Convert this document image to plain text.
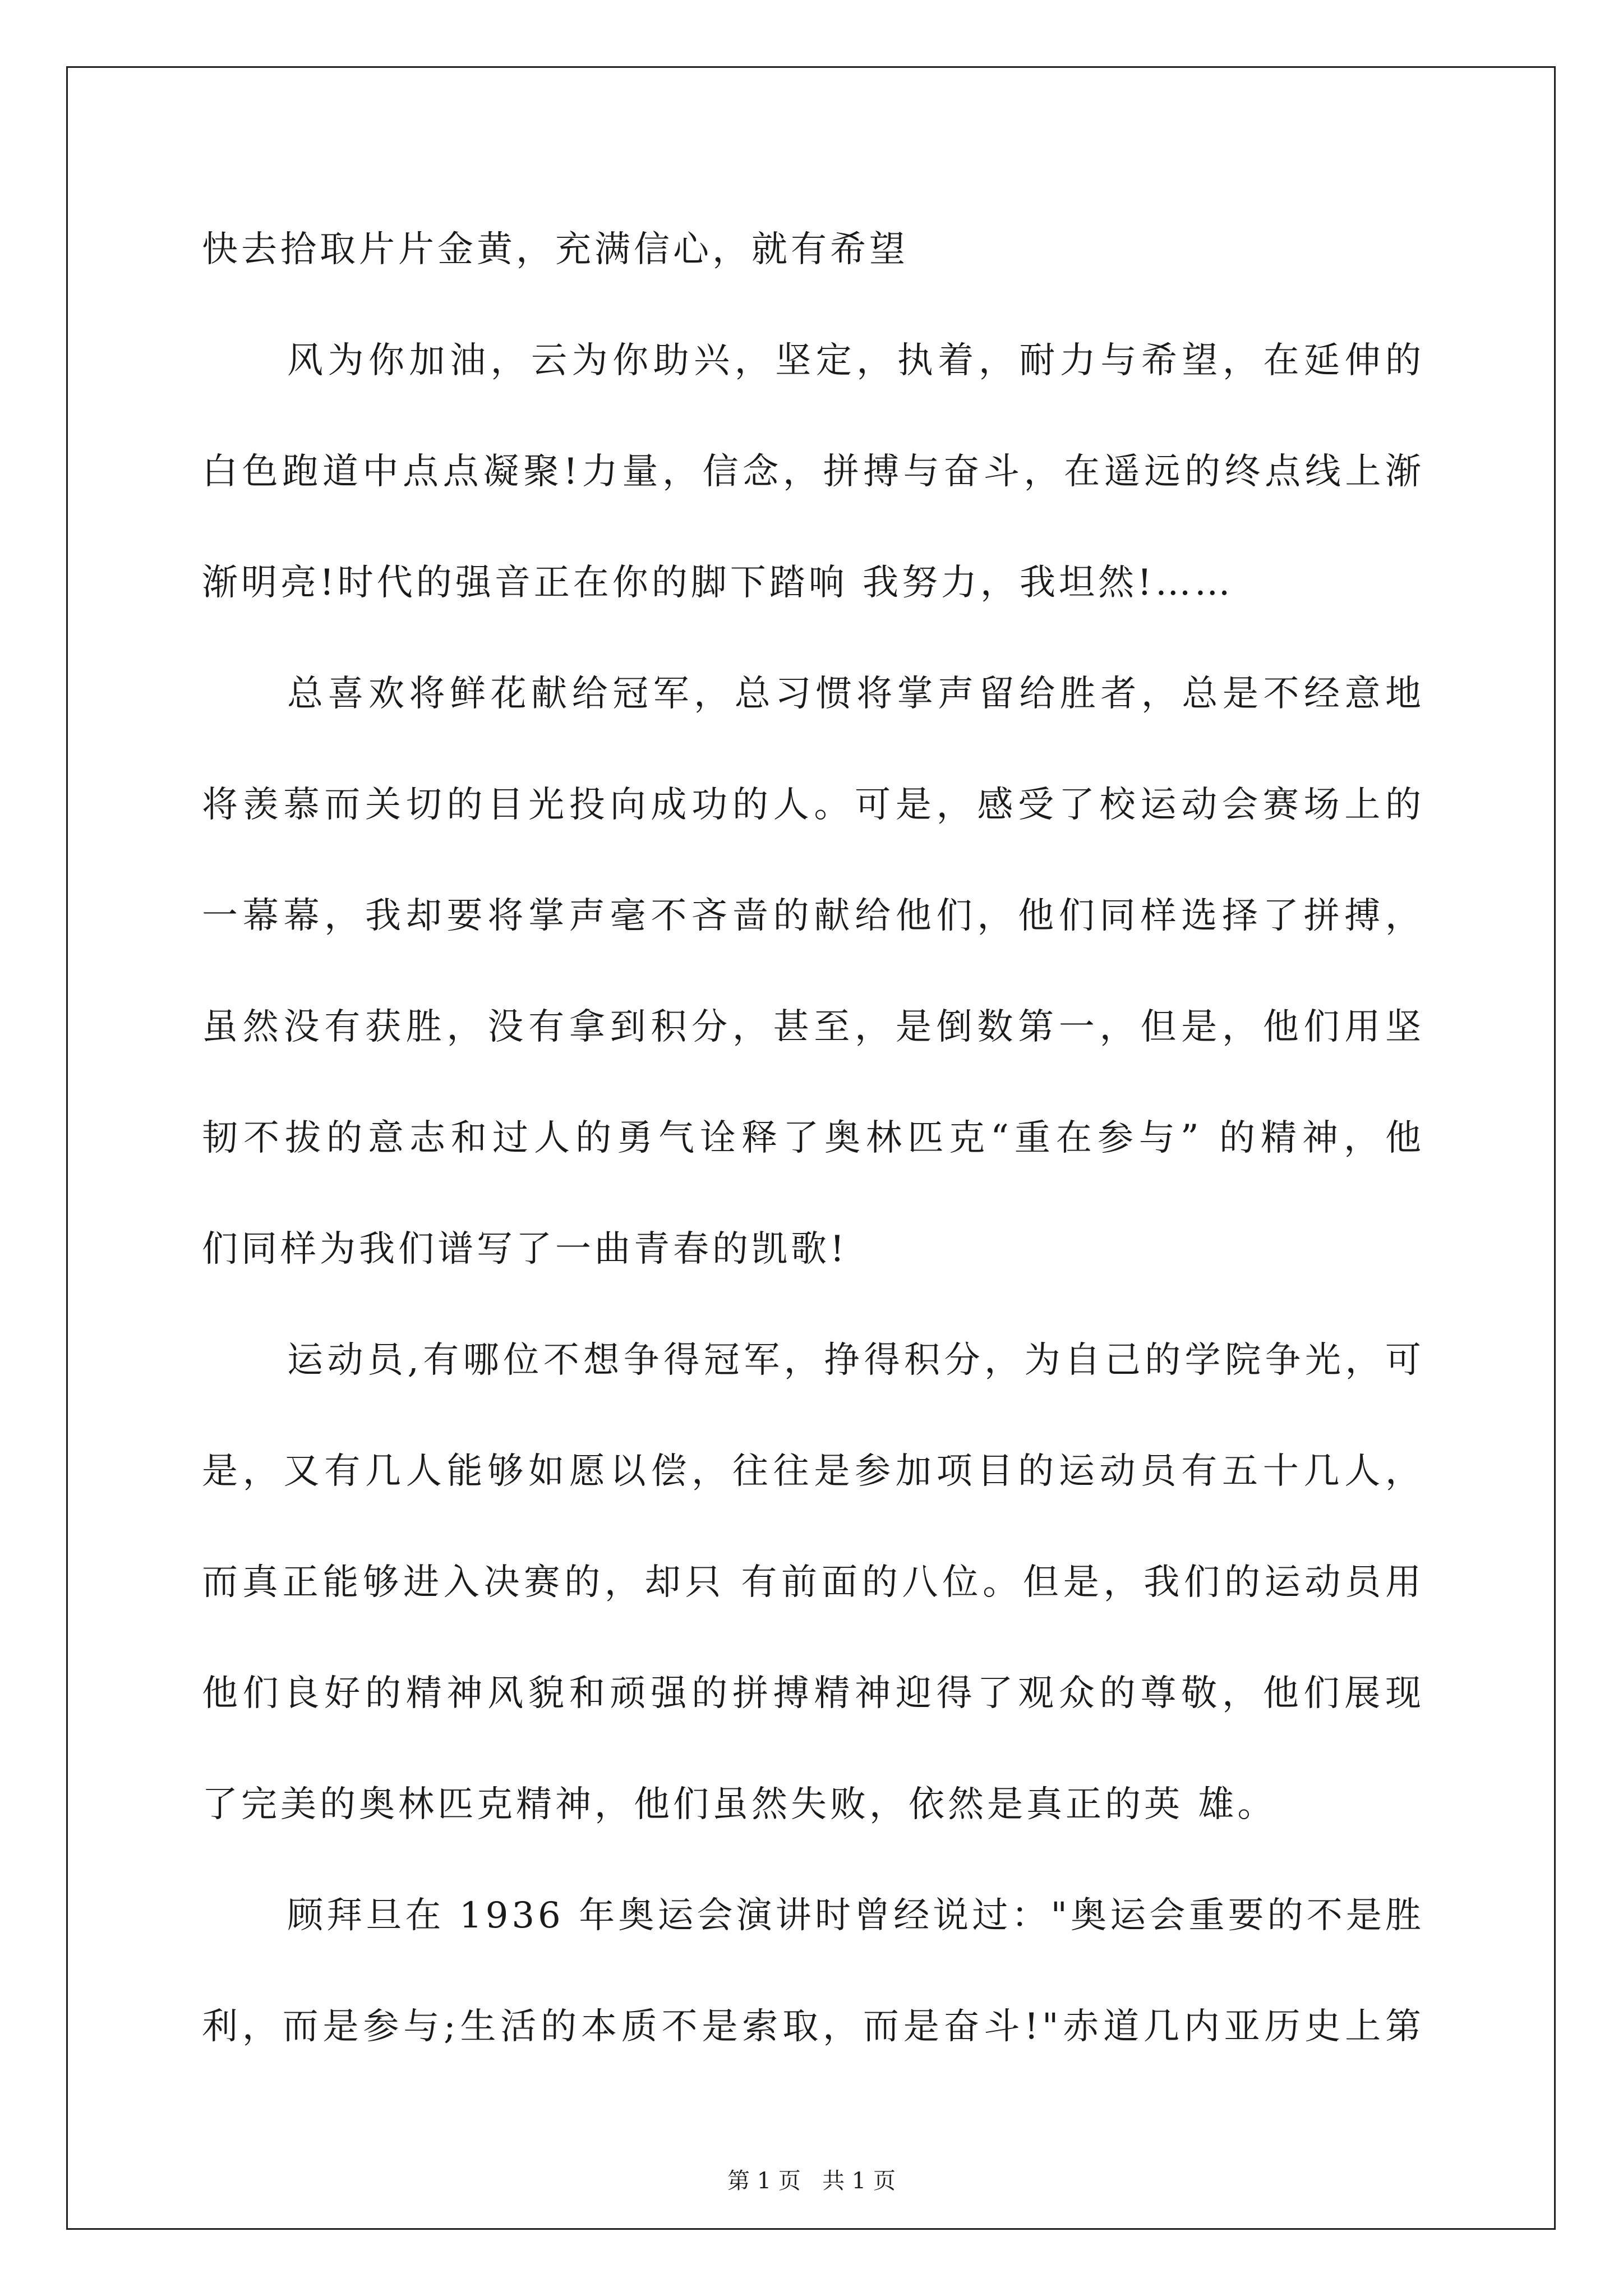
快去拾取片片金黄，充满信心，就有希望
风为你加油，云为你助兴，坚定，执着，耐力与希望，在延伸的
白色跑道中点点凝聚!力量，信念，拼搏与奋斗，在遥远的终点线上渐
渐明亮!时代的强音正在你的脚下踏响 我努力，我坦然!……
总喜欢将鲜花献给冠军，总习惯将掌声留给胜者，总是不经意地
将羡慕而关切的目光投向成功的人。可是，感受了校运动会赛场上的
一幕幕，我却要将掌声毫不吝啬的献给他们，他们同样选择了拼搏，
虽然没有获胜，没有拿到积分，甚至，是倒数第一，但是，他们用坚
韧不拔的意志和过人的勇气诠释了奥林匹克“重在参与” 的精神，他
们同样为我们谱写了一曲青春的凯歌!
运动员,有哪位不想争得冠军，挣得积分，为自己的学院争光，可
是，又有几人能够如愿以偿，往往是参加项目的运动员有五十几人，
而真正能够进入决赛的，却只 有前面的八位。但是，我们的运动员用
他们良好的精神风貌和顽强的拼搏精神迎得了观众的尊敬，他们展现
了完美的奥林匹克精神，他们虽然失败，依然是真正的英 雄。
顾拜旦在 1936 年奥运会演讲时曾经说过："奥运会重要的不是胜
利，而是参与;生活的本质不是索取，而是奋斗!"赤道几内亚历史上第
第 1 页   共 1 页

* * *

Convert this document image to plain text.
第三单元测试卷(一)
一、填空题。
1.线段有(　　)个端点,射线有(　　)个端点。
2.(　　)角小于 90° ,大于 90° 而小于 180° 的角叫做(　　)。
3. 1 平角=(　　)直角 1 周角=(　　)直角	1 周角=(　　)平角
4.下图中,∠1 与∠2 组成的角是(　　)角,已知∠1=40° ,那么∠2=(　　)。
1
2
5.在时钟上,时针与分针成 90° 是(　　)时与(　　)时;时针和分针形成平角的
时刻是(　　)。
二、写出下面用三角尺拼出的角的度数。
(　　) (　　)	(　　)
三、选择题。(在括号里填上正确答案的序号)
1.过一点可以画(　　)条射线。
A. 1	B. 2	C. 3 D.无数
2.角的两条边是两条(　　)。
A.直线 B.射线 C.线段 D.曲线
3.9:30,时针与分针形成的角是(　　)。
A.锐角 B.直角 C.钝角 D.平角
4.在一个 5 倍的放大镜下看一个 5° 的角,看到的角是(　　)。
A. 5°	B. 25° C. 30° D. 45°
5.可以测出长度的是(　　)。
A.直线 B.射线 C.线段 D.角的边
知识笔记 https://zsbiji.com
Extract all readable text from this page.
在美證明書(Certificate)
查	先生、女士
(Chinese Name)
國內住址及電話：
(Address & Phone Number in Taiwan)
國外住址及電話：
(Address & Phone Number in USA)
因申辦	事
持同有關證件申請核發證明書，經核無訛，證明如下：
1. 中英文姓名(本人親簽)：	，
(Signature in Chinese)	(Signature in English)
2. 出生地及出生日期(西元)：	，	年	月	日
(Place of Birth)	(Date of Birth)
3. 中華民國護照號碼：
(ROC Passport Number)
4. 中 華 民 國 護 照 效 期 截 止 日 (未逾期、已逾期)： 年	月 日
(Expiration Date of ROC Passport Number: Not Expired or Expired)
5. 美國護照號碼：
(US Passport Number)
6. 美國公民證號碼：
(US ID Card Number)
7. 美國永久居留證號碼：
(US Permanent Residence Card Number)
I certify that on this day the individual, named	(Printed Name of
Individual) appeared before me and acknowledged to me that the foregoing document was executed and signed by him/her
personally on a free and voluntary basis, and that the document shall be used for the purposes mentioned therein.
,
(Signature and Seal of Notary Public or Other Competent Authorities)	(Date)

- **AIM OF THE TASK**: Scan the material and collect every line that contains "document".

- **RESULT FOR THIS TASK**:
Convert this document image to plain text.
Convert this document image to plain text.
Individual) appeared before me and acknowledged to me that the foregoing document was executed and signed by him/her
personally on a free and voluntary basis, and that the document shall be used for the purposes mentioned therein.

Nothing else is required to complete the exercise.